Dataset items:

++++++++

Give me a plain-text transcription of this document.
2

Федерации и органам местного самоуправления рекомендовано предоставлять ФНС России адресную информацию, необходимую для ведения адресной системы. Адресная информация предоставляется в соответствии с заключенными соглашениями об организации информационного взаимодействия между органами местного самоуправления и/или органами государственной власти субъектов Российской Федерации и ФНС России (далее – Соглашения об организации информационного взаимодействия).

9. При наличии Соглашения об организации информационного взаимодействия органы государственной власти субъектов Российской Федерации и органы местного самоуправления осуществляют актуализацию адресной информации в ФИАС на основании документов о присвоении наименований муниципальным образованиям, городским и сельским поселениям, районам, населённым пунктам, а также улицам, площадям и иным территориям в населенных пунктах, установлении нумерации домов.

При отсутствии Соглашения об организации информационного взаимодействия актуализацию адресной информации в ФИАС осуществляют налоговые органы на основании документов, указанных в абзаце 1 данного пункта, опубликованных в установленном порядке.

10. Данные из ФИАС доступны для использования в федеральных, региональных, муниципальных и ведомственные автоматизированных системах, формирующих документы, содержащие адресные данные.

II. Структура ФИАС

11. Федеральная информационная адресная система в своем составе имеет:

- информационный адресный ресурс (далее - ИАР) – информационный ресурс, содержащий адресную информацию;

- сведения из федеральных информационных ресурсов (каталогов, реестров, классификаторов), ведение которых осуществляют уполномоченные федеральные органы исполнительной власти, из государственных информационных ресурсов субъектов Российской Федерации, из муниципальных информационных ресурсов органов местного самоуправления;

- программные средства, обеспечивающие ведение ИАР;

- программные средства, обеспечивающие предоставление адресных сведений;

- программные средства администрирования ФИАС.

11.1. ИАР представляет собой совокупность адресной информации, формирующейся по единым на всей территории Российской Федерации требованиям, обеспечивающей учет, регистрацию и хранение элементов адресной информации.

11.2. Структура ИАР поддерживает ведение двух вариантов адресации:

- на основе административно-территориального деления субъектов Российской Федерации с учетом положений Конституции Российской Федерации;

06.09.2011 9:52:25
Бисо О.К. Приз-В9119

++++++++

Problem requirements
Copy out the whole listing, exactly as written.

Answer for this exercise
Give me a plain-text transcription of this document.
2

Федерации и органам местного самоуправления рекомендовано предоставлять ФНС России адресную информацию, необходимую для ведения адресной системы. Адресная информация предоставляется в соответствии с заключенными соглашениями об организации информационного взаимодействия между органами местного самоуправления и/или органами государственной власти субъектов Российской Федерации и ФНС России (далее – Соглашения об организации информационного взаимодействия).

9. При наличии Соглашения об организации информационного взаимодействия органы государственной власти субъектов Российской Федерации и органы местного самоуправления осуществляют актуализацию адресной информации в ФИАС на основании документов о присвоении наименований муниципальным образованиям, городским и сельским поселениям, районам, населённым пунктам, а также улицам, площадям и иным территориям в населенных пунктах, установлении нумерации домов.

При отсутствии Соглашения об организации информационного взаимодействия актуализацию адресной информации в ФИАС осуществляют налоговые органы на основании документов, указанных в абзаце 1 данного пункта, опубликованных в установленном порядке.

10. Данные из ФИАС доступны для использования в федеральных, региональных, муниципальных и ведомственные автоматизированных системах, формирующих документы, содержащие адресные данные.

II. Структура ФИАС

11. Федеральная информационная адресная система в своем составе имеет:

- информационный адресный ресурс (далее - ИАР) – информационный ресурс, содержащий адресную информацию;

- сведения из федеральных информационных ресурсов (каталогов, реестров, классификаторов), ведение которых осуществляют уполномоченные федеральные органы исполнительной власти, из государственных информационных ресурсов субъектов Российской Федерации, из муниципальных информационных ресурсов органов местного самоуправления;

- программные средства, обеспечивающие ведение ИАР;

- программные средства, обеспечивающие предоставление адресных сведений;

- программные средства администрирования ФИАС.

11.1. ИАР представляет собой совокупность адресной информации, формирующейся по единым на всей территории Российской Федерации требованиям, обеспечивающей учет, регистрацию и хранение элементов адресной информации.

11.2. Структура ИАР поддерживает ведение двух вариантов адресации:

- на основе административно-территориального деления субъектов Российской Федерации с учетом положений Конституции Российской Федерации;

06.09.2011 9:52:25
Бисо О.К. Приз-В9119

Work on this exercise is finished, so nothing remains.